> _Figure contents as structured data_
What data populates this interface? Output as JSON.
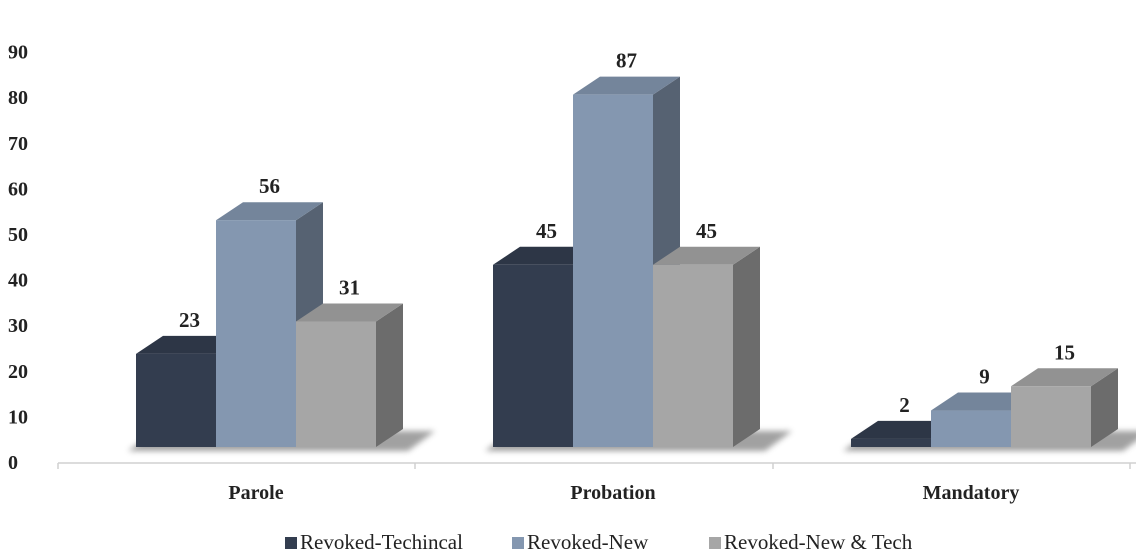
{
  "chart_data": {
    "type": "bar",
    "title": "",
    "xlabel": "",
    "ylabel": "",
    "ylim": [
      0,
      90
    ],
    "yticks": [
      0,
      10,
      20,
      30,
      40,
      50,
      60,
      70,
      80,
      90
    ],
    "categories": [
      "Parole",
      "Probation",
      "Mandatory"
    ],
    "series": [
      {
        "name": "Revoked-Techincal",
        "color": "#333d4f",
        "values": [
          23,
          45,
          2
        ]
      },
      {
        "name": "Revoked-New",
        "color": "#8497b0",
        "values": [
          56,
          87,
          9
        ]
      },
      {
        "name": "Revoked-New & Tech",
        "color": "#a6a6a6",
        "values": [
          31,
          45,
          15
        ]
      }
    ],
    "legend_position": "bottom-center",
    "grid": false,
    "style": "3d-column"
  }
}
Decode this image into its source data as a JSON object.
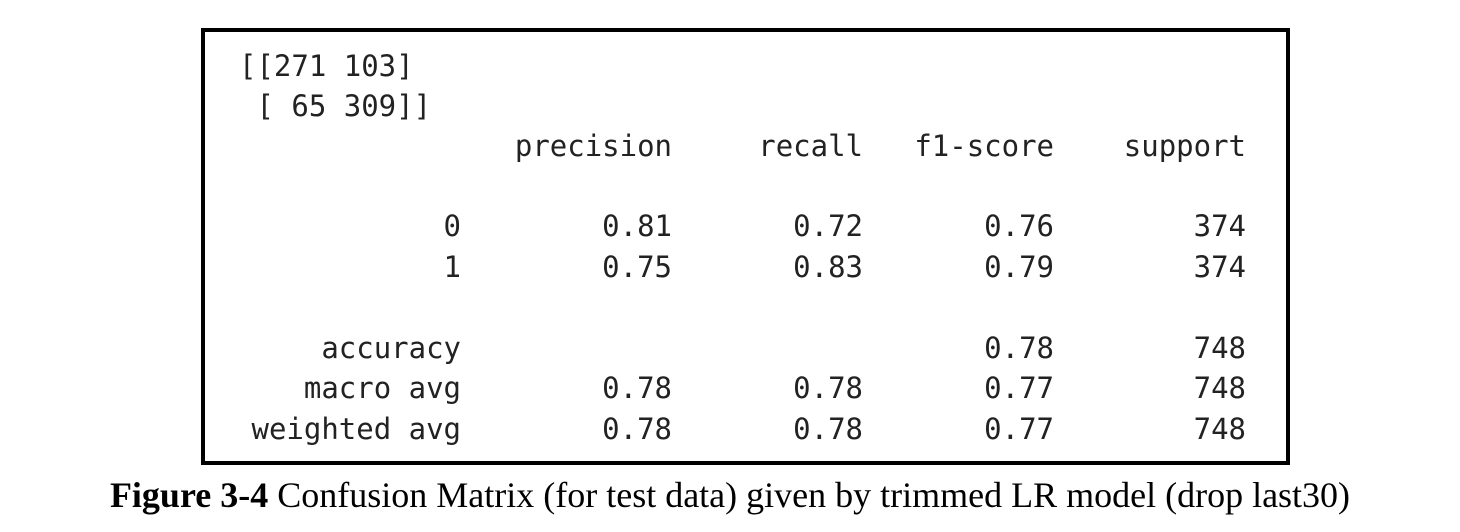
{
  "matrix": {
    "row1": "[[271 103]",
    "row2": " [ 65 309]]"
  },
  "report": {
    "headers": [
      "precision",
      "recall",
      "f1-score",
      "support"
    ],
    "rows": [
      {
        "label": "0",
        "precision": "0.81",
        "recall": "0.72",
        "f1": "0.76",
        "support": "374"
      },
      {
        "label": "1",
        "precision": "0.75",
        "recall": "0.83",
        "f1": "0.79",
        "support": "374"
      },
      {
        "label": "accuracy",
        "precision": "",
        "recall": "",
        "f1": "0.78",
        "support": "748"
      },
      {
        "label": "macro avg",
        "precision": "0.78",
        "recall": "0.78",
        "f1": "0.77",
        "support": "748"
      },
      {
        "label": "weighted avg",
        "precision": "0.78",
        "recall": "0.78",
        "f1": "0.77",
        "support": "748"
      }
    ]
  },
  "caption": {
    "label": "Figure 3-4",
    "text": " Confusion Matrix (for test data) given by trimmed LR model (drop last30)"
  }
}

> _Requirement_
From the records given above, reproduce all text exactly and exclude each picture.

> _Task answer_
What data populates this interface? Output as JSON.
{
  "chart_data": {
    "type": "bar",
    "title": "",
    "xlabel": "",
    "ylabel": "",
    "ylim": [
      0,
      90
    ],
    "yticks": [
      0,
      10,
      20,
      30,
      40,
      50,
      60,
      70,
      80,
      90
    ],
    "categories": [
      "Parole",
      "Probation",
      "Mandatory"
    ],
    "series": [
      {
        "name": "Revoked-Techincal",
        "color": "#333d4f",
        "values": [
          23,
          45,
          2
        ]
      },
      {
        "name": "Revoked-New",
        "color": "#8497b0",
        "values": [
          56,
          87,
          9
        ]
      },
      {
        "name": "Revoked-New & Tech",
        "color": "#a6a6a6",
        "values": [
          31,
          45,
          15
        ]
      }
    ],
    "legend_position": "bottom-center",
    "grid": false,
    "style": "3d-column"
  }
}
Decode this image into its source data as a JSON object.
{
  "matrix": {
    "row1": "[[271 103]",
    "row2": " [ 65 309]]"
  },
  "report": {
    "headers": [
      "precision",
      "recall",
      "f1-score",
      "support"
    ],
    "rows": [
      {
        "label": "0",
        "precision": "0.81",
        "recall": "0.72",
        "f1": "0.76",
        "support": "374"
      },
      {
        "label": "1",
        "precision": "0.75",
        "recall": "0.83",
        "f1": "0.79",
        "support": "374"
      },
      {
        "label": "accuracy",
        "precision": "",
        "recall": "",
        "f1": "0.78",
        "support": "748"
      },
      {
        "label": "macro avg",
        "precision": "0.78",
        "recall": "0.78",
        "f1": "0.77",
        "support": "748"
      },
      {
        "label": "weighted avg",
        "precision": "0.78",
        "recall": "0.78",
        "f1": "0.77",
        "support": "748"
      }
    ]
  },
  "caption": {
    "label": "Figure 3-4",
    "text": " Confusion Matrix (for test data) given by trimmed LR model (drop last30)"
  }
}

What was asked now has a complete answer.